#### Exercise data ####
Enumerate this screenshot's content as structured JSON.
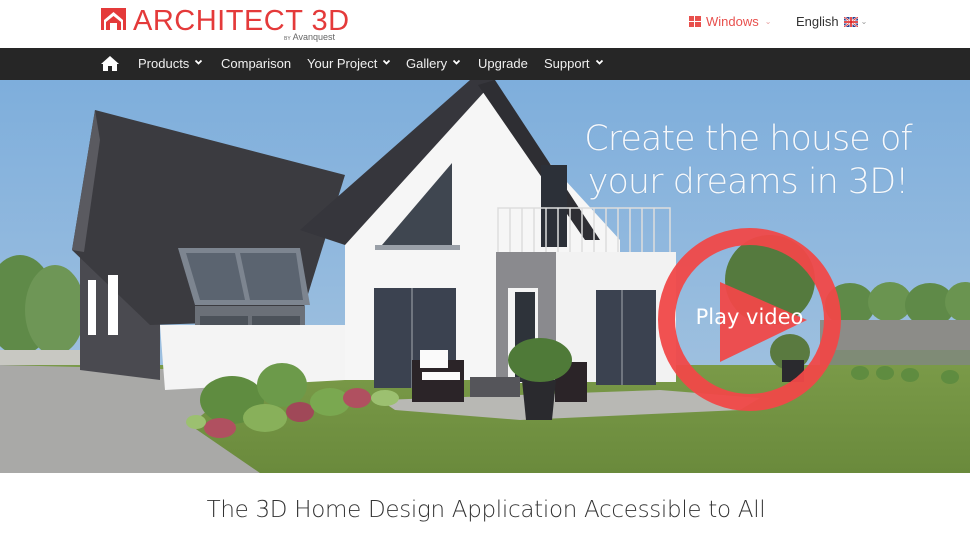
{
  "brand": {
    "name": "ARCHITECT 3D",
    "by_prefix": "BY",
    "by_company": "Avanquest",
    "color": "#e43a3a"
  },
  "header": {
    "platform": {
      "icon": "windows-icon",
      "label": "Windows",
      "color": "#e8504d"
    },
    "language": {
      "label": "English",
      "flag_icon": "uk-flag-icon"
    }
  },
  "nav": {
    "home_icon": "home-icon",
    "items": [
      {
        "label": "Products",
        "has_dropdown": true
      },
      {
        "label": "Comparison",
        "has_dropdown": false
      },
      {
        "label": "Your Project",
        "has_dropdown": true
      },
      {
        "label": "Gallery",
        "has_dropdown": true
      },
      {
        "label": "Upgrade",
        "has_dropdown": false
      },
      {
        "label": "Support",
        "has_dropdown": true
      }
    ],
    "background": "#262626"
  },
  "hero": {
    "title_line1": "Create the house of",
    "title_line2": "your dreams in 3D!",
    "play_label": "Play video",
    "play_color": "#f04848",
    "image_alt": "3D rendering of a modern white house with dark slate roof, balcony, terrace and garden"
  },
  "main": {
    "tagline": "The 3D Home Design Application Accessible to All"
  }
}
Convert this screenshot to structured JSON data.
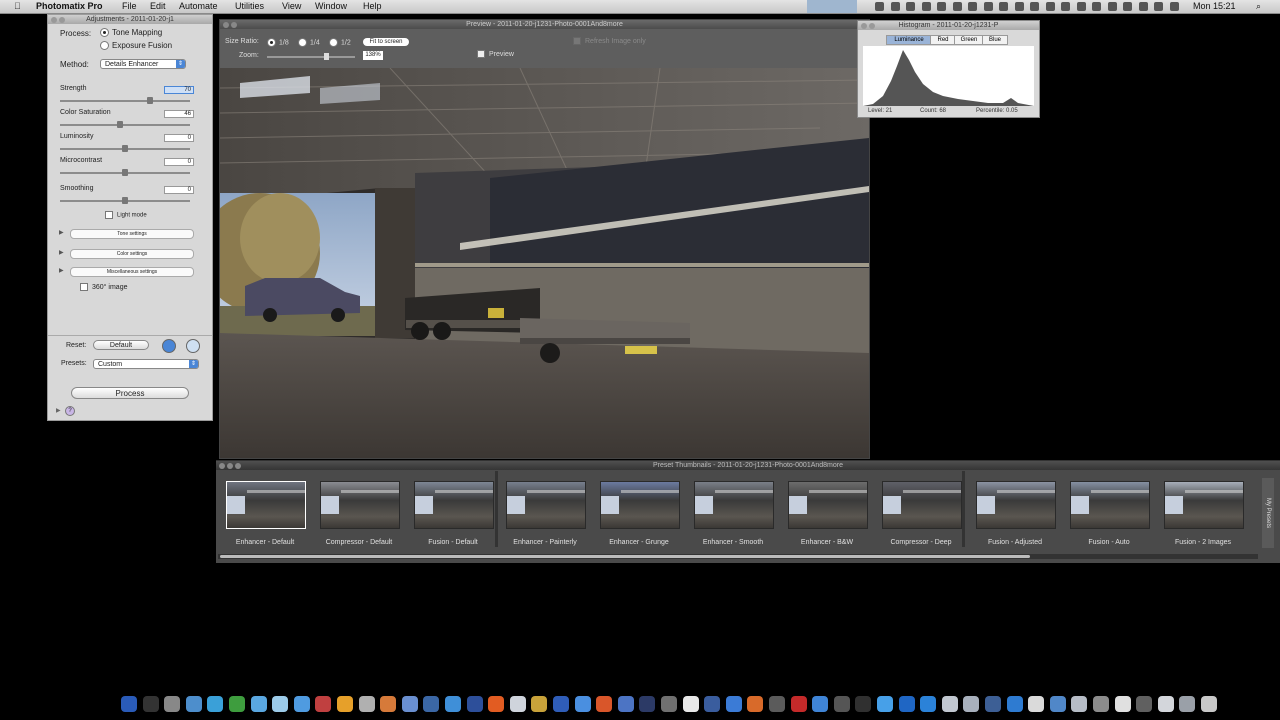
{
  "menubar": {
    "apple": "",
    "app_name": "Photomatix Pro",
    "items": [
      "File",
      "Edit",
      "Automate",
      "Utilities",
      "View",
      "Window",
      "Help"
    ],
    "clock": "Mon 15:21",
    "spotlight": "⌕"
  },
  "adjustments": {
    "title": "Adjustments - 2011-01-20-j1",
    "process_label": "Process:",
    "process_options": [
      "Tone Mapping",
      "Exposure Fusion"
    ],
    "method_label": "Method:",
    "method_value": "Details Enhancer",
    "sliders": [
      {
        "label": "Strength",
        "value": "70",
        "level": 0.7
      },
      {
        "label": "Color Saturation",
        "value": "46",
        "level": 0.46
      },
      {
        "label": "Luminosity",
        "value": "0",
        "level": 0.5
      },
      {
        "label": "Microcontrast",
        "value": "0",
        "level": 0.5
      },
      {
        "label": "Smoothing",
        "value": "0",
        "level": 0.5
      }
    ],
    "light_mode_label": "Light mode",
    "sections": [
      "Tone settings",
      "Color settings",
      "Miscellaneous settings"
    ],
    "option_360": "360° image",
    "reset_label": "Reset:",
    "reset_button": "Default",
    "presets_label": "Presets:",
    "presets_value": "Custom",
    "process_button": "Process",
    "help_icon": "?"
  },
  "preview": {
    "title": "Preview - 2011-01-20-j1231-Photo-0001And8more",
    "size_ratio_label": "Size Ratio:",
    "size_ratio_options": [
      "1/8",
      "1/4",
      "1/2"
    ],
    "fit_button": "Fit to screen",
    "zoom_label": "Zoom:",
    "zoom_value": "138%",
    "preview_checkbox": "Preview",
    "refresh_label": "Refresh Image only"
  },
  "histogram": {
    "title": "Histogram - 2011-01-20-j1231-P",
    "tabs": [
      "Luminance",
      "Red",
      "Green",
      "Blue"
    ],
    "level": "Level: 21",
    "count": "Count: 68",
    "percentile": "Percentile: 0.05"
  },
  "thumbnails": {
    "title": "Preset Thumbnails - 2011-01-20-j1231-Photo-0001And8more",
    "items": [
      {
        "label": "Enhancer - Default",
        "tone": "#6f7480"
      },
      {
        "label": "Compressor - Default",
        "tone": "#8a8c92"
      },
      {
        "label": "Fusion - Default",
        "tone": "#7e8795"
      },
      {
        "label": "Enhancer - Painterly",
        "tone": "#777f8e"
      },
      {
        "label": "Enhancer - Grunge",
        "tone": "#6b7aa0"
      },
      {
        "label": "Enhancer - Smooth",
        "tone": "#7a7f88"
      },
      {
        "label": "Enhancer - B&W",
        "tone": "#6c6c6c"
      },
      {
        "label": "Compressor - Deep",
        "tone": "#5f6068"
      },
      {
        "label": "Fusion - Adjusted",
        "tone": "#8b93a3"
      },
      {
        "label": "Fusion - Auto",
        "tone": "#8590a2"
      },
      {
        "label": "Fusion - 2 Images",
        "tone": "#a7aeb9"
      }
    ],
    "side_tab": "My Presets"
  },
  "dock": {
    "colors": [
      "#2a5bb8",
      "#333",
      "#888",
      "#4d8ecc",
      "#3aa0d8",
      "#3e9d3e",
      "#5aa7e0",
      "#9ccbe9",
      "#4f9be0",
      "#c04040",
      "#e6a02a",
      "#b0b0b0",
      "#d67a3a",
      "#6a8fd0",
      "#3b67a5",
      "#3f8fd8",
      "#2d4f9a",
      "#e25c22",
      "#cfd4dc",
      "#c8a23a",
      "#2f5db8",
      "#4a8fe0",
      "#d9562a",
      "#4c74c4",
      "#2c3a66",
      "#707070",
      "#e8e8e8",
      "#3a5d9e",
      "#3b7bd6",
      "#d86a2a",
      "#5b5b5b",
      "#c42a2a",
      "#3f84d6",
      "#555",
      "#303030",
      "#47a0e8",
      "#1f66c4",
      "#2b82d8",
      "#c1c7d0",
      "#a8b0bc",
      "#3d5f95",
      "#2e7bd1",
      "#dadada",
      "#5087c8",
      "#b6bcc6",
      "#8c8c8c",
      "#e0e0e0",
      "#606060",
      "#d3d6db",
      "#9aa0a8",
      "#c8c8c8"
    ]
  }
}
####
» **Task to carry out**
Without the pictures, reproduce every line of the records above exactly.

» **Exercise result**
Enumerate this screenshot's content as structured JSON.
{
  "brand": {
    "name": "ARCHITECT 3D",
    "by_prefix": "BY",
    "by_company": "Avanquest",
    "color": "#e43a3a"
  },
  "header": {
    "platform": {
      "icon": "windows-icon",
      "label": "Windows",
      "color": "#e8504d"
    },
    "language": {
      "label": "English",
      "flag_icon": "uk-flag-icon"
    }
  },
  "nav": {
    "home_icon": "home-icon",
    "items": [
      {
        "label": "Products",
        "has_dropdown": true
      },
      {
        "label": "Comparison",
        "has_dropdown": false
      },
      {
        "label": "Your Project",
        "has_dropdown": true
      },
      {
        "label": "Gallery",
        "has_dropdown": true
      },
      {
        "label": "Upgrade",
        "has_dropdown": false
      },
      {
        "label": "Support",
        "has_dropdown": true
      }
    ],
    "background": "#262626"
  },
  "hero": {
    "title_line1": "Create the house of",
    "title_line2": "your dreams in 3D!",
    "play_label": "Play video",
    "play_color": "#f04848",
    "image_alt": "3D rendering of a modern white house with dark slate roof, balcony, terrace and garden"
  },
  "main": {
    "tagline": "The 3D Home Design Application Accessible to All"
  }
}
Convert this screenshot to structured JSON data.
{
  "menubar": {
    "apple": "",
    "app_name": "Photomatix Pro",
    "items": [
      "File",
      "Edit",
      "Automate",
      "Utilities",
      "View",
      "Window",
      "Help"
    ],
    "clock": "Mon 15:21",
    "spotlight": "⌕"
  },
  "adjustments": {
    "title": "Adjustments - 2011-01-20-j1",
    "process_label": "Process:",
    "process_options": [
      "Tone Mapping",
      "Exposure Fusion"
    ],
    "method_label": "Method:",
    "method_value": "Details Enhancer",
    "sliders": [
      {
        "label": "Strength",
        "value": "70",
        "level": 0.7
      },
      {
        "label": "Color Saturation",
        "value": "46",
        "level": 0.46
      },
      {
        "label": "Luminosity",
        "value": "0",
        "level": 0.5
      },
      {
        "label": "Microcontrast",
        "value": "0",
        "level": 0.5
      },
      {
        "label": "Smoothing",
        "value": "0",
        "level": 0.5
      }
    ],
    "light_mode_label": "Light mode",
    "sections": [
      "Tone settings",
      "Color settings",
      "Miscellaneous settings"
    ],
    "option_360": "360° image",
    "reset_label": "Reset:",
    "reset_button": "Default",
    "presets_label": "Presets:",
    "presets_value": "Custom",
    "process_button": "Process",
    "help_icon": "?"
  },
  "preview": {
    "title": "Preview - 2011-01-20-j1231-Photo-0001And8more",
    "size_ratio_label": "Size Ratio:",
    "size_ratio_options": [
      "1/8",
      "1/4",
      "1/2"
    ],
    "fit_button": "Fit to screen",
    "zoom_label": "Zoom:",
    "zoom_value": "138%",
    "preview_checkbox": "Preview",
    "refresh_label": "Refresh Image only"
  },
  "histogram": {
    "title": "Histogram - 2011-01-20-j1231-P",
    "tabs": [
      "Luminance",
      "Red",
      "Green",
      "Blue"
    ],
    "level": "Level: 21",
    "count": "Count: 68",
    "percentile": "Percentile: 0.05"
  },
  "thumbnails": {
    "title": "Preset Thumbnails - 2011-01-20-j1231-Photo-0001And8more",
    "items": [
      {
        "label": "Enhancer - Default",
        "tone": "#6f7480"
      },
      {
        "label": "Compressor - Default",
        "tone": "#8a8c92"
      },
      {
        "label": "Fusion - Default",
        "tone": "#7e8795"
      },
      {
        "label": "Enhancer - Painterly",
        "tone": "#777f8e"
      },
      {
        "label": "Enhancer - Grunge",
        "tone": "#6b7aa0"
      },
      {
        "label": "Enhancer - Smooth",
        "tone": "#7a7f88"
      },
      {
        "label": "Enhancer - B&W",
        "tone": "#6c6c6c"
      },
      {
        "label": "Compressor - Deep",
        "tone": "#5f6068"
      },
      {
        "label": "Fusion - Adjusted",
        "tone": "#8b93a3"
      },
      {
        "label": "Fusion - Auto",
        "tone": "#8590a2"
      },
      {
        "label": "Fusion - 2 Images",
        "tone": "#a7aeb9"
      }
    ],
    "side_tab": "My Presets"
  },
  "dock": {
    "colors": [
      "#2a5bb8",
      "#333",
      "#888",
      "#4d8ecc",
      "#3aa0d8",
      "#3e9d3e",
      "#5aa7e0",
      "#9ccbe9",
      "#4f9be0",
      "#c04040",
      "#e6a02a",
      "#b0b0b0",
      "#d67a3a",
      "#6a8fd0",
      "#3b67a5",
      "#3f8fd8",
      "#2d4f9a",
      "#e25c22",
      "#cfd4dc",
      "#c8a23a",
      "#2f5db8",
      "#4a8fe0",
      "#d9562a",
      "#4c74c4",
      "#2c3a66",
      "#707070",
      "#e8e8e8",
      "#3a5d9e",
      "#3b7bd6",
      "#d86a2a",
      "#5b5b5b",
      "#c42a2a",
      "#3f84d6",
      "#555",
      "#303030",
      "#47a0e8",
      "#1f66c4",
      "#2b82d8",
      "#c1c7d0",
      "#a8b0bc",
      "#3d5f95",
      "#2e7bd1",
      "#dadada",
      "#5087c8",
      "#b6bcc6",
      "#8c8c8c",
      "#e0e0e0",
      "#606060",
      "#d3d6db",
      "#9aa0a8",
      "#c8c8c8"
    ]
  }
}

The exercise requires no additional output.